Provided information ::

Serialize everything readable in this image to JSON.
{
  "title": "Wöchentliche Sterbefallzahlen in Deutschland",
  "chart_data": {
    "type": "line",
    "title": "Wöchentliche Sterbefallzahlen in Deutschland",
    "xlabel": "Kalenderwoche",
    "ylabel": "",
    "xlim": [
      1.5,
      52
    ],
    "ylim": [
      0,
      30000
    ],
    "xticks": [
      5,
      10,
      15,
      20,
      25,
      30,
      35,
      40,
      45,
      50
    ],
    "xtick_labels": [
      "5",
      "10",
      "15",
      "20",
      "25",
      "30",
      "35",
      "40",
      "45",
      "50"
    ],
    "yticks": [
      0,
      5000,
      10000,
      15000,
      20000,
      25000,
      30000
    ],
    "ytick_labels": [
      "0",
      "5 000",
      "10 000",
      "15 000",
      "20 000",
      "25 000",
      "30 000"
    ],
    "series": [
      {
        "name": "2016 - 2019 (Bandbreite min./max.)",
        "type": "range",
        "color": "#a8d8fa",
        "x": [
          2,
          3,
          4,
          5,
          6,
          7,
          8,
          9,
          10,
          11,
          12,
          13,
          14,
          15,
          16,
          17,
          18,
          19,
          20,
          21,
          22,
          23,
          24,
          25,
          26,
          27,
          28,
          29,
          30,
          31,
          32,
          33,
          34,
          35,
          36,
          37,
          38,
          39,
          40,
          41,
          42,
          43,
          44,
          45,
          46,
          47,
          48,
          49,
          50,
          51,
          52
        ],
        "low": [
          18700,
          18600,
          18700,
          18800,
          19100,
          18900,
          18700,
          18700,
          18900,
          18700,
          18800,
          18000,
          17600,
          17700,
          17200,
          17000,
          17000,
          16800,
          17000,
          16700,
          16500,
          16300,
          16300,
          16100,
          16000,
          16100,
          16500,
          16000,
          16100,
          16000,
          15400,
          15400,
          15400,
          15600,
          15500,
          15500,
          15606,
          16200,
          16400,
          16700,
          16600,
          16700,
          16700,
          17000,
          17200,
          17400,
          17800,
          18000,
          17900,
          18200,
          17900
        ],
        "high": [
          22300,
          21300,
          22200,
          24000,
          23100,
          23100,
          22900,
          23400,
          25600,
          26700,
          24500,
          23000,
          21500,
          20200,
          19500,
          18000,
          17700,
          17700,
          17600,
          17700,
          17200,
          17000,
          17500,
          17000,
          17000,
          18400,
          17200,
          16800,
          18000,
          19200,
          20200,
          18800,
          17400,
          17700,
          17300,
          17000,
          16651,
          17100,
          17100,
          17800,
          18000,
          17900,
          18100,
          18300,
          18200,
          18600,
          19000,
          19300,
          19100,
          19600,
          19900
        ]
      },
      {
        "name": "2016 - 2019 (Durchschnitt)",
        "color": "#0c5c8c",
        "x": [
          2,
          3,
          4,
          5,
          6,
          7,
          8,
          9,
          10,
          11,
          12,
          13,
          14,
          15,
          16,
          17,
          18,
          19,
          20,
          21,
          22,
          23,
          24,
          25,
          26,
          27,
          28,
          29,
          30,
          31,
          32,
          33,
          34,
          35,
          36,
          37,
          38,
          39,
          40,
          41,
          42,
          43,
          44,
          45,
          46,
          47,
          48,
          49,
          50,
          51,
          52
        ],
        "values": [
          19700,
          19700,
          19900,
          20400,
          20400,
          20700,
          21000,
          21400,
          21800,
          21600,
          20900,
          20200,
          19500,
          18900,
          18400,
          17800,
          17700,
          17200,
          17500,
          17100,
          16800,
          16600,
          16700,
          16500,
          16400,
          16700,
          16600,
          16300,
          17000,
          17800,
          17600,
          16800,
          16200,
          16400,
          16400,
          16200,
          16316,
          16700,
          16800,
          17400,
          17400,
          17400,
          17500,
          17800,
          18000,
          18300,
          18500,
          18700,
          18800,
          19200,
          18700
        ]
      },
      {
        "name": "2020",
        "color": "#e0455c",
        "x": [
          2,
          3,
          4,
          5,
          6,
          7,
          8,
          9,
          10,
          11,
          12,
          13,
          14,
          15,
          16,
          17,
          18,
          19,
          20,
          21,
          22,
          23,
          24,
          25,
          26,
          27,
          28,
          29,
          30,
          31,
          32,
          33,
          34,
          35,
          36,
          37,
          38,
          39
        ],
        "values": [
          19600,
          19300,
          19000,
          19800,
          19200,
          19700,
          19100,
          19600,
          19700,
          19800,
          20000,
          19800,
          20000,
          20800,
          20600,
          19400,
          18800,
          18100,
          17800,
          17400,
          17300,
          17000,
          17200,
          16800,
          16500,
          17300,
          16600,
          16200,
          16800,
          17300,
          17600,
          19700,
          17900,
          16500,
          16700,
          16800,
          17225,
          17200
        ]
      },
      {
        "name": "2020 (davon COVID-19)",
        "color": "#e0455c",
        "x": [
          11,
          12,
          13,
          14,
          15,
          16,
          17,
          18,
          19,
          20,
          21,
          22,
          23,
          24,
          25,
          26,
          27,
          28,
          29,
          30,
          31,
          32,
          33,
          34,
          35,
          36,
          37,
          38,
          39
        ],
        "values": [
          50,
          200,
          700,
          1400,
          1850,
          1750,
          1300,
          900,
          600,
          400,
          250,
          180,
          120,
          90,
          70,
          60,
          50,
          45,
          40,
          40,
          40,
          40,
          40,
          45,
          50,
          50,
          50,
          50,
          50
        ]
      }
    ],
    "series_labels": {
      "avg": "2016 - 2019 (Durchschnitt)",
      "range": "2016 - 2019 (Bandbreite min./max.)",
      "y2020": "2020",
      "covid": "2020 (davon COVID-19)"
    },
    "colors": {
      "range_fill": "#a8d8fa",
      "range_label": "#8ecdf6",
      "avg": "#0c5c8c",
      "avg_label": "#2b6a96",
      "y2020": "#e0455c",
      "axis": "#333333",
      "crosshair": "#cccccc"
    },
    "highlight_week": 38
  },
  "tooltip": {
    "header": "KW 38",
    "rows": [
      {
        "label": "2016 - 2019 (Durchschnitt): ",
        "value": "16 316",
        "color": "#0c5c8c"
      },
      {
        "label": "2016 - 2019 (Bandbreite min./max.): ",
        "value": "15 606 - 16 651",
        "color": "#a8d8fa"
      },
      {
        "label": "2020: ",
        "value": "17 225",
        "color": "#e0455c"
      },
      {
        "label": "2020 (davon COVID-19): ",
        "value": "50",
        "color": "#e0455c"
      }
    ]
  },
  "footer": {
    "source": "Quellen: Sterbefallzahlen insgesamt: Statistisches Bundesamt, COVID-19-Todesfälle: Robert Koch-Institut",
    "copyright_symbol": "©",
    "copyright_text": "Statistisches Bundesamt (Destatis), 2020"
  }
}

* * *

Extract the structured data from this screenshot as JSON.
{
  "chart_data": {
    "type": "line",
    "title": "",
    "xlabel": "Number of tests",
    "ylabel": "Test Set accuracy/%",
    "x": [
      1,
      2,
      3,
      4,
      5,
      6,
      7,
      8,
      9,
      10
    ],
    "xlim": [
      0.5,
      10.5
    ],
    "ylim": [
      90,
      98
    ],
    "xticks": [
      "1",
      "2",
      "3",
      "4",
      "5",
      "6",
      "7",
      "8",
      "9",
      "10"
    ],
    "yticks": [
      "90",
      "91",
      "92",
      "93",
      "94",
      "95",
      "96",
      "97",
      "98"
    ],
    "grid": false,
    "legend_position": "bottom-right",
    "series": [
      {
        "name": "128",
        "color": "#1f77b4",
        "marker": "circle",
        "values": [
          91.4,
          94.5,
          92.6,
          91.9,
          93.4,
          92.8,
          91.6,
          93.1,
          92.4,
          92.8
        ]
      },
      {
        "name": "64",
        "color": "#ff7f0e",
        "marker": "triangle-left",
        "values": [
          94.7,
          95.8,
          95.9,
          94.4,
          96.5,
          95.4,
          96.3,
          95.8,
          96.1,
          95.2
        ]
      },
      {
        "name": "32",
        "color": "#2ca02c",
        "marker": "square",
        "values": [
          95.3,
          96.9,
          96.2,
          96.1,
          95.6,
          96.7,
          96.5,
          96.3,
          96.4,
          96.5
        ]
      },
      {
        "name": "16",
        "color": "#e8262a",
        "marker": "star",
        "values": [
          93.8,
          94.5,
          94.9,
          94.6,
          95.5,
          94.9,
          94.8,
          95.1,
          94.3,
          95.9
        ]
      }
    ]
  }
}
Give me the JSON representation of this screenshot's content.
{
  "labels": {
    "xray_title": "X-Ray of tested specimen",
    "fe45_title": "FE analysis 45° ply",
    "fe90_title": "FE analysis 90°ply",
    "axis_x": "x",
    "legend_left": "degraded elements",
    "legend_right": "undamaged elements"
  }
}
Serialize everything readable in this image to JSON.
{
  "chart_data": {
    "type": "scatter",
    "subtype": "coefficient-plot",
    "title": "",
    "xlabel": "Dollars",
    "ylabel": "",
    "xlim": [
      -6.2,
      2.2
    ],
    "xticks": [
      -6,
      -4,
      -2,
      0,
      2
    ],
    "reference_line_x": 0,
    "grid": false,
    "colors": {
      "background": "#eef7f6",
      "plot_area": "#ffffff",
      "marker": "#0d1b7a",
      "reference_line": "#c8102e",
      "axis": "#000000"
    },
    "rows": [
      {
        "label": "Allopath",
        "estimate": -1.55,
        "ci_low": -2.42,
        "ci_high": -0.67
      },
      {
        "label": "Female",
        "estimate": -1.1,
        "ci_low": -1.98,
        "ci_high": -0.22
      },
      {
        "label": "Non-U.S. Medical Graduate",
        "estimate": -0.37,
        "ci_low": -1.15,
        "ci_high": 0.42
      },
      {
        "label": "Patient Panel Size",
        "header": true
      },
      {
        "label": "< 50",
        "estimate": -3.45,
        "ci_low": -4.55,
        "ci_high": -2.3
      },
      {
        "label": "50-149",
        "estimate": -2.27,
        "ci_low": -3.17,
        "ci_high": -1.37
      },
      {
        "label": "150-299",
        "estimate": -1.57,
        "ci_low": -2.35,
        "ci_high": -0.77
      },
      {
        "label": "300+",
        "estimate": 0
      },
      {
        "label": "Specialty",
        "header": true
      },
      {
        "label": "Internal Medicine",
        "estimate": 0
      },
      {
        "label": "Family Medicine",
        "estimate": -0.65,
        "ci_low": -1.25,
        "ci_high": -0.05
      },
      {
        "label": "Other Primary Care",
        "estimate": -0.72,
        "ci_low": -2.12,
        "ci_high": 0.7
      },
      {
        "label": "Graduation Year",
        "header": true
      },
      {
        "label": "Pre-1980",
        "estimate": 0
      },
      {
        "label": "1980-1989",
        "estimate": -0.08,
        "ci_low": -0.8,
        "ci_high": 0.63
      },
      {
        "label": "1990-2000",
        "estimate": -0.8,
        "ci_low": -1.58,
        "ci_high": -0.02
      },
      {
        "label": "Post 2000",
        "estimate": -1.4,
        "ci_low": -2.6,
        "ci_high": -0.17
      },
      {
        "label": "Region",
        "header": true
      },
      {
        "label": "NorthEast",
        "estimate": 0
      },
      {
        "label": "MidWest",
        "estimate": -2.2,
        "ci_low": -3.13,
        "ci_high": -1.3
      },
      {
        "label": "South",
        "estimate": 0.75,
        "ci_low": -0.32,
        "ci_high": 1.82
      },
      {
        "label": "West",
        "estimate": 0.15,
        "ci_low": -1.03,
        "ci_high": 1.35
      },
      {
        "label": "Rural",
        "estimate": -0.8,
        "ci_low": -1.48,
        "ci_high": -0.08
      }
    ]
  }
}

--

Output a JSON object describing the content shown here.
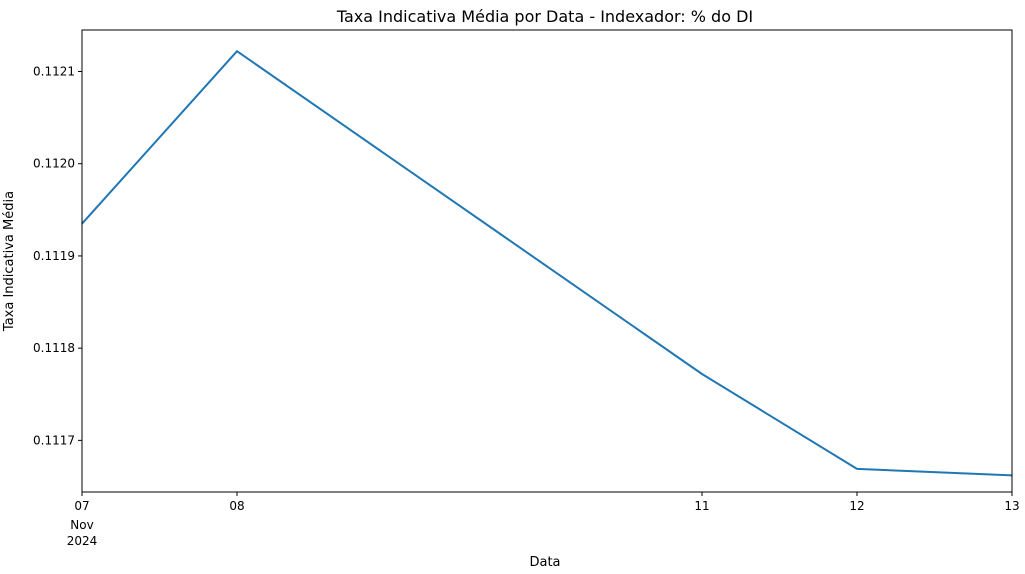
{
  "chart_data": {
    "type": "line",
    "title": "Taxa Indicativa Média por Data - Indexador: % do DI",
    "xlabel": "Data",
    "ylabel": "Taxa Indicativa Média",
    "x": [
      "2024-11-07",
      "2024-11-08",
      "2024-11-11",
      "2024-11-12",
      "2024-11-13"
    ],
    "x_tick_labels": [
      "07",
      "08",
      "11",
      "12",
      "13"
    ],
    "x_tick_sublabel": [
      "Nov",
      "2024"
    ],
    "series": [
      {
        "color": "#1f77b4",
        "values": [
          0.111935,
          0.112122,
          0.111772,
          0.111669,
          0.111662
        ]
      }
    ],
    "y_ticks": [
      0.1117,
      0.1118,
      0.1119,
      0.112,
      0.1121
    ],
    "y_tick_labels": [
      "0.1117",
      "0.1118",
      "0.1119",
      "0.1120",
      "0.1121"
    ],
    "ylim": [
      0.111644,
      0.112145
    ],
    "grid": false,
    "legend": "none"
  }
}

What the task requires ::
Copy out every line from the material above in which the word "JSON" appears.

Expected answer ::
Serialize everything readable in this image to JSON.
Extract the structured data from this screenshot as JSON.
Give me the JSON representation of this screenshot's content.
Serialize everything readable in this image to JSON.
Output a JSON object describing the content shown here.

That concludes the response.